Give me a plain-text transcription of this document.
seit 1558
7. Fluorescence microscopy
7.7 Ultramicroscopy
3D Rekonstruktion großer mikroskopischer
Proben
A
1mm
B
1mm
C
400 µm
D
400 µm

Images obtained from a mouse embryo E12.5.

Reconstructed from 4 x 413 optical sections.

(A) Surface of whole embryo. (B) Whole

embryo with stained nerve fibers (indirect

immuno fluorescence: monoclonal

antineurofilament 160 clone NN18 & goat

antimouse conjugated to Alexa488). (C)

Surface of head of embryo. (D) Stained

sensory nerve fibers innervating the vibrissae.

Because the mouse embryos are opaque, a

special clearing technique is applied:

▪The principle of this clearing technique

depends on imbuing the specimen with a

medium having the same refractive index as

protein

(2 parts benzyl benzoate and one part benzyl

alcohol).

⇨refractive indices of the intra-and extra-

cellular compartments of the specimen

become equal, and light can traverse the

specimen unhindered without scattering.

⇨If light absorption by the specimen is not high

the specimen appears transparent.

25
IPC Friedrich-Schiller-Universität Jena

WHAT IS REQUIRED:
Find the word "from" in the data and show each line that holds it.

FINAL ANSWER:
Images obtained from a mouse embryo E12.5.
Reconstructed from 4 x 413 optical sections.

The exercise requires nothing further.